• _Exercise inputs_
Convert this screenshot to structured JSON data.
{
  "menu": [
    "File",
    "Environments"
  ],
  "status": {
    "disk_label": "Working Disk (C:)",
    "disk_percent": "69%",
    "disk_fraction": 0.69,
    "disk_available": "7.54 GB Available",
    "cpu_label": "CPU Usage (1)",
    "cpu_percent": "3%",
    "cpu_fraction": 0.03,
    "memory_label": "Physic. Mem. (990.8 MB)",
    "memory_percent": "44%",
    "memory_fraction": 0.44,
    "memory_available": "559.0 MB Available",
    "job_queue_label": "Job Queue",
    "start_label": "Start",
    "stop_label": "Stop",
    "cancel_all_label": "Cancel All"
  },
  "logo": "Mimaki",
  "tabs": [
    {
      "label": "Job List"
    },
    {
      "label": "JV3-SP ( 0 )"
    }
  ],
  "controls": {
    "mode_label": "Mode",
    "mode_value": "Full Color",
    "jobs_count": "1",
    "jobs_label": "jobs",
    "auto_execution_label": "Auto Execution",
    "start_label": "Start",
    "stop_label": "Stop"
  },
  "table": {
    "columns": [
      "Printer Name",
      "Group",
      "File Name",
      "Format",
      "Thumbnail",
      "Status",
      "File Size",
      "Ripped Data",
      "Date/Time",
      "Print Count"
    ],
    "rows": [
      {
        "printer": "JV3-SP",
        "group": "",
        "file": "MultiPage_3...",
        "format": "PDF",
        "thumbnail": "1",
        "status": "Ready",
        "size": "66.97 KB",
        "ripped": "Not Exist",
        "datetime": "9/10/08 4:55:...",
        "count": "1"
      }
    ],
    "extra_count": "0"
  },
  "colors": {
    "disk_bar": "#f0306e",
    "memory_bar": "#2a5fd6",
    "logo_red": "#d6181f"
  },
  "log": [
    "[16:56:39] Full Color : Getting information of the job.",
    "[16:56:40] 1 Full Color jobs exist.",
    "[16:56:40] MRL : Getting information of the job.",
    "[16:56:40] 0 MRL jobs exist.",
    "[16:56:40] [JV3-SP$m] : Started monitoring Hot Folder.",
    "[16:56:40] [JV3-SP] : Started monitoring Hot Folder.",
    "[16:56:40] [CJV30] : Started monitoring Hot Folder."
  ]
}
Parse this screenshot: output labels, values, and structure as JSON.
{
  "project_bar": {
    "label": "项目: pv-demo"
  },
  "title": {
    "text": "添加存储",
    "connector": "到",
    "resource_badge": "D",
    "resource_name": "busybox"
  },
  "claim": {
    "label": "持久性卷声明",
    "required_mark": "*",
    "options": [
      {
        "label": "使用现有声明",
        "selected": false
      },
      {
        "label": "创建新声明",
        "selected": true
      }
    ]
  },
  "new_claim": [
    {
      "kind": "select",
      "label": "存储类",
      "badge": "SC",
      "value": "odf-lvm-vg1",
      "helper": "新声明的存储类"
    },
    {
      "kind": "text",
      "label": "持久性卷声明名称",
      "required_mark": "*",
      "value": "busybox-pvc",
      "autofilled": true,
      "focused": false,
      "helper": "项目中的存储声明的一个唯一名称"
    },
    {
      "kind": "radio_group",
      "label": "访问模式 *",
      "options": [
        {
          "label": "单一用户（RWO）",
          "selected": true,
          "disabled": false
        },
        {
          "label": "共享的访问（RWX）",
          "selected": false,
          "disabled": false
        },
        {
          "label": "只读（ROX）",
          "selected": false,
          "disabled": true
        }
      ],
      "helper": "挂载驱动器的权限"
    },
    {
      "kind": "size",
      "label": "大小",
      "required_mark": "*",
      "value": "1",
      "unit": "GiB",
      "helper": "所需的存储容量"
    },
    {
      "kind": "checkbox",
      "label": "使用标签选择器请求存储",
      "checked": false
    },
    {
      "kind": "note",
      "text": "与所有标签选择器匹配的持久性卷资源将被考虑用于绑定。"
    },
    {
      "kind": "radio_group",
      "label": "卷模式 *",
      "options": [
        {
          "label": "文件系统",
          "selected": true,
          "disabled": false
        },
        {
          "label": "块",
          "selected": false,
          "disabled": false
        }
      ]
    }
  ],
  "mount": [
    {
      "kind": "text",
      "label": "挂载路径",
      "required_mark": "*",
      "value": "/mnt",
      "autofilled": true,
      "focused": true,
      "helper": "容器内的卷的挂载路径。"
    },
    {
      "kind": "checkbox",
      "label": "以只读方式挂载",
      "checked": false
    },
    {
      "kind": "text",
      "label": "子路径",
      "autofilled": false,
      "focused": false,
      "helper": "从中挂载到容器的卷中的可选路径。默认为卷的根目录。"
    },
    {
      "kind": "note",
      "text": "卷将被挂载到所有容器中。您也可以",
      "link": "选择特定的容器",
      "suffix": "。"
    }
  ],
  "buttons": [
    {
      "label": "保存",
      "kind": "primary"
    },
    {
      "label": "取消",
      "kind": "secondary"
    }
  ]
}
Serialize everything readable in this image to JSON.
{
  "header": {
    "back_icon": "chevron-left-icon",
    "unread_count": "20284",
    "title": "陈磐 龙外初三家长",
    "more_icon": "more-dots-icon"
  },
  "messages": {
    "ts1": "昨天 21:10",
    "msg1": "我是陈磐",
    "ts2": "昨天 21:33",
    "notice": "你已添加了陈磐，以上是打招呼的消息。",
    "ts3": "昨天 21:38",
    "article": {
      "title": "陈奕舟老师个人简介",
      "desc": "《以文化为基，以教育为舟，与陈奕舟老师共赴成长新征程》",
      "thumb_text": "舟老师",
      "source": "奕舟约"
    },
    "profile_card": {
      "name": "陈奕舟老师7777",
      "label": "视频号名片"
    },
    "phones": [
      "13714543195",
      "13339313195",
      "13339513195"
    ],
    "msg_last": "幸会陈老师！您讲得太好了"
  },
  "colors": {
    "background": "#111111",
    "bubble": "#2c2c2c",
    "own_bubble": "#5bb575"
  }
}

• _Exercise objective_
Go through the preceding material and copy each line that has the word "Folder".

• _Solution for this exercise_
    "[16:56:40] [JV3-SP$m] : Started monitoring Hot Folder.",
    "[16:56:40] [JV3-SP] : Started monitoring Hot Folder.",
    "[16:56:40] [CJV30] : Started monitoring Hot Folder."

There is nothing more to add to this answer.